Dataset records

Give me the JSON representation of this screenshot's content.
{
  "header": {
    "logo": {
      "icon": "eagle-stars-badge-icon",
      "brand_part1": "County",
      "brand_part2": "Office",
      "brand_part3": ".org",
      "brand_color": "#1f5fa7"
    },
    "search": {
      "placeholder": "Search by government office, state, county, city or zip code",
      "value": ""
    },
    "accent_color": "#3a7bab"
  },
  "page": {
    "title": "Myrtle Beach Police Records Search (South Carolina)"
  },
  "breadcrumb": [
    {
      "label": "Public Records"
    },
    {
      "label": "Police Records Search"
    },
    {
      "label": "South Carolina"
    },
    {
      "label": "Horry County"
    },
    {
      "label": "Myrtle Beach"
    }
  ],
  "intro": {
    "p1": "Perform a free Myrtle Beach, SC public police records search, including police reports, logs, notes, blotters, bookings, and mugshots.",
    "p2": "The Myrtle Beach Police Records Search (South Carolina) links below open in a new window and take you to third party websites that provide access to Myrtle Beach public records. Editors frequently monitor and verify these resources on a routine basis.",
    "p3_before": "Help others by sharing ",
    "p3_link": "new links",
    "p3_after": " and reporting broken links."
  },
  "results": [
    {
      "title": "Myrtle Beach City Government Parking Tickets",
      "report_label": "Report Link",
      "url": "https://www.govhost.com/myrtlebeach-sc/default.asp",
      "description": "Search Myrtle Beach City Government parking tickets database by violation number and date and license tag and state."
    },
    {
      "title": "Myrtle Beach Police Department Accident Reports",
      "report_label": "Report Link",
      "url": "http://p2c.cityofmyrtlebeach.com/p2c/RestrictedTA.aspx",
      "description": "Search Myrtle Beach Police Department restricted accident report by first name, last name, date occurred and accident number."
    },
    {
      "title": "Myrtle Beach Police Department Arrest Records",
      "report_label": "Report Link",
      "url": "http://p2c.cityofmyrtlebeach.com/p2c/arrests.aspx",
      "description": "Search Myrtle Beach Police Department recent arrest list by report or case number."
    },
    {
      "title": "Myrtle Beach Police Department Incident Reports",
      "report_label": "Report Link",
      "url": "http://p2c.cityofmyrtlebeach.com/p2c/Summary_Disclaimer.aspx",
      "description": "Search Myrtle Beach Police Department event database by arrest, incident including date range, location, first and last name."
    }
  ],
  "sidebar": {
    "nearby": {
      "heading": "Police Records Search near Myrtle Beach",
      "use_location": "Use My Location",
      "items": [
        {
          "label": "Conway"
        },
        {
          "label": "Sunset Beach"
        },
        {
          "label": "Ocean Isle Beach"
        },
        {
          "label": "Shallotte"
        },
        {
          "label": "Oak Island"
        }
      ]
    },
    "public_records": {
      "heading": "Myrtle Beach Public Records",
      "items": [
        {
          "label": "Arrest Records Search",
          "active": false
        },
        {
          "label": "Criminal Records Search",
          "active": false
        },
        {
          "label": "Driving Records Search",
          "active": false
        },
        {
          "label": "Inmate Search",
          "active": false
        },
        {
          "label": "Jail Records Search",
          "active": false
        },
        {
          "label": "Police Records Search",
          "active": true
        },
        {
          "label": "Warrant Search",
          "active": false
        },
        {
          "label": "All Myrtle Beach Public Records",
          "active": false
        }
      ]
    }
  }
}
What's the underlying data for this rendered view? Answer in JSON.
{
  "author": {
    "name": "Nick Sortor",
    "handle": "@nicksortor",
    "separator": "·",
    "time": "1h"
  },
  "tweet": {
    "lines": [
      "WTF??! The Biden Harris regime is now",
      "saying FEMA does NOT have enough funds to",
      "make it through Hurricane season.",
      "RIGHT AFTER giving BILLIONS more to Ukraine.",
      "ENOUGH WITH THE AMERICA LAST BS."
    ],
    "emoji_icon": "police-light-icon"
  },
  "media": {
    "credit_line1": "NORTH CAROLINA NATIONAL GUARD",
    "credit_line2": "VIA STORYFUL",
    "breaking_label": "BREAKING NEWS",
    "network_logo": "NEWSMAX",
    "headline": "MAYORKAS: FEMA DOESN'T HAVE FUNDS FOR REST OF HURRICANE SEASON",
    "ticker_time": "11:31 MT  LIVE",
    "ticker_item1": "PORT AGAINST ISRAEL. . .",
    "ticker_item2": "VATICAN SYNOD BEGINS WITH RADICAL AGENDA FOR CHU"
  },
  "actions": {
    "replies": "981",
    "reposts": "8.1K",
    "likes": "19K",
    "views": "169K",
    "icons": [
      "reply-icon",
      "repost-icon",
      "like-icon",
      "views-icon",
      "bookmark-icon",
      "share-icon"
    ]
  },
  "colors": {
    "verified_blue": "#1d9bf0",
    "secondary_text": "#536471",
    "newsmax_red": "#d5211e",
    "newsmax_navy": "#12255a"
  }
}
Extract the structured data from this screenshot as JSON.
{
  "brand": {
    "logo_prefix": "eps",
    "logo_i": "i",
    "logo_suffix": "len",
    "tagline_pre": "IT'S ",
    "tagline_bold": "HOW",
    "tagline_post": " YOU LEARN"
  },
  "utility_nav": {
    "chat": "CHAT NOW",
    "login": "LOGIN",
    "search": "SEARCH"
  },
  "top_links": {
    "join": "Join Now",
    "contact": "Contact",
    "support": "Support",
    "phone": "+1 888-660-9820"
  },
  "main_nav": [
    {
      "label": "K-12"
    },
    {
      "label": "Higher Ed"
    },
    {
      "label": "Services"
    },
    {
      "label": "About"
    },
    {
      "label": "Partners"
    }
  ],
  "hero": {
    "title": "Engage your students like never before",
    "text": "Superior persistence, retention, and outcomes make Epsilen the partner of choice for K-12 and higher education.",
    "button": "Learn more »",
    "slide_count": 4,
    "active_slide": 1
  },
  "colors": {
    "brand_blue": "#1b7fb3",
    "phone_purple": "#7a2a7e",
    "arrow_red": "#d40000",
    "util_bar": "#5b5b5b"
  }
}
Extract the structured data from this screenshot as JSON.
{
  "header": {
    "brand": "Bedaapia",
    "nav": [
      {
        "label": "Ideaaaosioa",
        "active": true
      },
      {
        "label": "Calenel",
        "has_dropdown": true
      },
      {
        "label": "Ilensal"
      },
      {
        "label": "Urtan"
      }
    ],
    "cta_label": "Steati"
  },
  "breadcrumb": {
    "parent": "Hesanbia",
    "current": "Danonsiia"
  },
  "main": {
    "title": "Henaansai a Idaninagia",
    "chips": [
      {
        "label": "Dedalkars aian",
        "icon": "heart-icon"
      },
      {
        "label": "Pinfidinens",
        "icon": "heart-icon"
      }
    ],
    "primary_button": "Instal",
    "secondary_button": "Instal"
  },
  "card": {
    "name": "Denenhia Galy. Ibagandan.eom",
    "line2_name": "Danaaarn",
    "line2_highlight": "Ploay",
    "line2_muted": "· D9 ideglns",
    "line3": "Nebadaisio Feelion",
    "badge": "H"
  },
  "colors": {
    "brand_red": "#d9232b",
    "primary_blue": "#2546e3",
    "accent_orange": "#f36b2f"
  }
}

**Short task**
Transcribe the records above exactly as they appear.

**Solution to the problem**
Give me the JSON representation of this screenshot's content.
{
  "header": {
    "logo": {
      "icon": "eagle-stars-badge-icon",
      "brand_part1": "County",
      "brand_part2": "Office",
      "brand_part3": ".org",
      "brand_color": "#1f5fa7"
    },
    "search": {
      "placeholder": "Search by government office, state, county, city or zip code",
      "value": ""
    },
    "accent_color": "#3a7bab"
  },
  "page": {
    "title": "Myrtle Beach Police Records Search (South Carolina)"
  },
  "breadcrumb": [
    {
      "label": "Public Records"
    },
    {
      "label": "Police Records Search"
    },
    {
      "label": "South Carolina"
    },
    {
      "label": "Horry County"
    },
    {
      "label": "Myrtle Beach"
    }
  ],
  "intro": {
    "p1": "Perform a free Myrtle Beach, SC public police records search, including police reports, logs, notes, blotters, bookings, and mugshots.",
    "p2": "The Myrtle Beach Police Records Search (South Carolina) links below open in a new window and take you to third party websites that provide access to Myrtle Beach public records. Editors frequently monitor and verify these resources on a routine basis.",
    "p3_before": "Help others by sharing ",
    "p3_link": "new links",
    "p3_after": " and reporting broken links."
  },
  "results": [
    {
      "title": "Myrtle Beach City Government Parking Tickets",
      "report_label": "Report Link",
      "url": "https://www.govhost.com/myrtlebeach-sc/default.asp",
      "description": "Search Myrtle Beach City Government parking tickets database by violation number and date and license tag and state."
    },
    {
      "title": "Myrtle Beach Police Department Accident Reports",
      "report_label": "Report Link",
      "url": "http://p2c.cityofmyrtlebeach.com/p2c/RestrictedTA.aspx",
      "description": "Search Myrtle Beach Police Department restricted accident report by first name, last name, date occurred and accident number."
    },
    {
      "title": "Myrtle Beach Police Department Arrest Records",
      "report_label": "Report Link",
      "url": "http://p2c.cityofmyrtlebeach.com/p2c/arrests.aspx",
      "description": "Search Myrtle Beach Police Department recent arrest list by report or case number."
    },
    {
      "title": "Myrtle Beach Police Department Incident Reports",
      "report_label": "Report Link",
      "url": "http://p2c.cityofmyrtlebeach.com/p2c/Summary_Disclaimer.aspx",
      "description": "Search Myrtle Beach Police Department event database by arrest, incident including date range, location, first and last name."
    }
  ],
  "sidebar": {
    "nearby": {
      "heading": "Police Records Search near Myrtle Beach",
      "use_location": "Use My Location",
      "items": [
        {
          "label": "Conway"
        },
        {
          "label": "Sunset Beach"
        },
        {
          "label": "Ocean Isle Beach"
        },
        {
          "label": "Shallotte"
        },
        {
          "label": "Oak Island"
        }
      ]
    },
    "public_records": {
      "heading": "Myrtle Beach Public Records",
      "items": [
        {
          "label": "Arrest Records Search",
          "active": false
        },
        {
          "label": "Criminal Records Search",
          "active": false
        },
        {
          "label": "Driving Records Search",
          "active": false
        },
        {
          "label": "Inmate Search",
          "active": false
        },
        {
          "label": "Jail Records Search",
          "active": false
        },
        {
          "label": "Police Records Search",
          "active": true
        },
        {
          "label": "Warrant Search",
          "active": false
        },
        {
          "label": "All Myrtle Beach Public Records",
          "active": false
        }
      ]
    }
  }
}
What's the underlying data for this rendered view? Answer in JSON.
{
  "author": {
    "name": "Nick Sortor",
    "handle": "@nicksortor",
    "separator": "·",
    "time": "1h"
  },
  "tweet": {
    "lines": [
      "WTF??! The Biden Harris regime is now",
      "saying FEMA does NOT have enough funds to",
      "make it through Hurricane season.",
      "RIGHT AFTER giving BILLIONS more to Ukraine.",
      "ENOUGH WITH THE AMERICA LAST BS."
    ],
    "emoji_icon": "police-light-icon"
  },
  "media": {
    "credit_line1": "NORTH CAROLINA NATIONAL GUARD",
    "credit_line2": "VIA STORYFUL",
    "breaking_label": "BREAKING NEWS",
    "network_logo": "NEWSMAX",
    "headline": "MAYORKAS: FEMA DOESN'T HAVE FUNDS FOR REST OF HURRICANE SEASON",
    "ticker_time": "11:31 MT  LIVE",
    "ticker_item1": "PORT AGAINST ISRAEL. . .",
    "ticker_item2": "VATICAN SYNOD BEGINS WITH RADICAL AGENDA FOR CHU"
  },
  "actions": {
    "replies": "981",
    "reposts": "8.1K",
    "likes": "19K",
    "views": "169K",
    "icons": [
      "reply-icon",
      "repost-icon",
      "like-icon",
      "views-icon",
      "bookmark-icon",
      "share-icon"
    ]
  },
  "colors": {
    "verified_blue": "#1d9bf0",
    "secondary_text": "#536471",
    "newsmax_red": "#d5211e",
    "newsmax_navy": "#12255a"
  }
}
Extract the structured data from this screenshot as JSON.
{
  "brand": {
    "logo_prefix": "eps",
    "logo_i": "i",
    "logo_suffix": "len",
    "tagline_pre": "IT'S ",
    "tagline_bold": "HOW",
    "tagline_post": " YOU LEARN"
  },
  "utility_nav": {
    "chat": "CHAT NOW",
    "login": "LOGIN",
    "search": "SEARCH"
  },
  "top_links": {
    "join": "Join Now",
    "contact": "Contact",
    "support": "Support",
    "phone": "+1 888-660-9820"
  },
  "main_nav": [
    {
      "label": "K-12"
    },
    {
      "label": "Higher Ed"
    },
    {
      "label": "Services"
    },
    {
      "label": "About"
    },
    {
      "label": "Partners"
    }
  ],
  "hero": {
    "title": "Engage your students like never before",
    "text": "Superior persistence, retention, and outcomes make Epsilen the partner of choice for K-12 and higher education.",
    "button": "Learn more »",
    "slide_count": 4,
    "active_slide": 1
  },
  "colors": {
    "brand_blue": "#1b7fb3",
    "phone_purple": "#7a2a7e",
    "arrow_red": "#d40000",
    "util_bar": "#5b5b5b"
  }
}
Extract the structured data from this screenshot as JSON.
{
  "header": {
    "brand": "Bedaapia",
    "nav": [
      {
        "label": "Ideaaaosioa",
        "active": true
      },
      {
        "label": "Calenel",
        "has_dropdown": true
      },
      {
        "label": "Ilensal"
      },
      {
        "label": "Urtan"
      }
    ],
    "cta_label": "Steati"
  },
  "breadcrumb": {
    "parent": "Hesanbia",
    "current": "Danonsiia"
  },
  "main": {
    "title": "Henaansai a Idaninagia",
    "chips": [
      {
        "label": "Dedalkars aian",
        "icon": "heart-icon"
      },
      {
        "label": "Pinfidinens",
        "icon": "heart-icon"
      }
    ],
    "primary_button": "Instal",
    "secondary_button": "Instal"
  },
  "card": {
    "name": "Denenhia Galy. Ibagandan.eom",
    "line2_name": "Danaaarn",
    "line2_highlight": "Ploay",
    "line2_muted": "· D9 ideglns",
    "line3": "Nebadaisio Feelion",
    "badge": "H"
  },
  "colors": {
    "brand_red": "#d9232b",
    "primary_blue": "#2546e3",
    "accent_orange": "#f36b2f"
  }
}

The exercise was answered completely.